• Objective:
Print the data exactly as it is given, please.

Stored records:

=====

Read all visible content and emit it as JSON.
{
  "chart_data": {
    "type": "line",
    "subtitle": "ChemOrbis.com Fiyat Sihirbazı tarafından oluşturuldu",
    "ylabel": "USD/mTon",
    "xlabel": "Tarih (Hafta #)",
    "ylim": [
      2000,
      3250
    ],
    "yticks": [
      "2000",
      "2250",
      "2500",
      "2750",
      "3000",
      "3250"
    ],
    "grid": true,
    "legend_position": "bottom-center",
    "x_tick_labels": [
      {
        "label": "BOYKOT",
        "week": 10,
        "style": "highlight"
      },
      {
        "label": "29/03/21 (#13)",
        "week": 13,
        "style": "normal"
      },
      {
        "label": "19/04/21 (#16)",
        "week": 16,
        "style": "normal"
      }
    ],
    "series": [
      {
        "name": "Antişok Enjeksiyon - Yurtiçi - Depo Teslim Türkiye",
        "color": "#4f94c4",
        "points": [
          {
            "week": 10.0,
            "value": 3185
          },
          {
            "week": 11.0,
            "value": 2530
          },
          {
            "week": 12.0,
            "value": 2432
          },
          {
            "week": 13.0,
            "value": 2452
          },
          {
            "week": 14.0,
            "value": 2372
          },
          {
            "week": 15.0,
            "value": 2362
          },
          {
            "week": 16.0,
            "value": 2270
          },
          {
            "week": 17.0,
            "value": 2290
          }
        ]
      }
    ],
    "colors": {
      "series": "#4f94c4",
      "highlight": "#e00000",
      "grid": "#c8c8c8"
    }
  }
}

=====

• Output below:
Read all visible content and emit it as JSON.
{
  "chart_data": {
    "type": "line",
    "subtitle": "ChemOrbis.com Fiyat Sihirbazı tarafından oluşturuldu",
    "ylabel": "USD/mTon",
    "xlabel": "Tarih (Hafta #)",
    "ylim": [
      2000,
      3250
    ],
    "yticks": [
      "2000",
      "2250",
      "2500",
      "2750",
      "3000",
      "3250"
    ],
    "grid": true,
    "legend_position": "bottom-center",
    "x_tick_labels": [
      {
        "label": "BOYKOT",
        "week": 10,
        "style": "highlight"
      },
      {
        "label": "29/03/21 (#13)",
        "week": 13,
        "style": "normal"
      },
      {
        "label": "19/04/21 (#16)",
        "week": 16,
        "style": "normal"
      }
    ],
    "series": [
      {
        "name": "Antişok Enjeksiyon - Yurtiçi - Depo Teslim Türkiye",
        "color": "#4f94c4",
        "points": [
          {
            "week": 10.0,
            "value": 3185
          },
          {
            "week": 11.0,
            "value": 2530
          },
          {
            "week": 12.0,
            "value": 2432
          },
          {
            "week": 13.0,
            "value": 2452
          },
          {
            "week": 14.0,
            "value": 2372
          },
          {
            "week": 15.0,
            "value": 2362
          },
          {
            "week": 16.0,
            "value": 2270
          },
          {
            "week": 17.0,
            "value": 2290
          }
        ]
      }
    ],
    "colors": {
      "series": "#4f94c4",
      "highlight": "#e00000",
      "grid": "#c8c8c8"
    }
  }
}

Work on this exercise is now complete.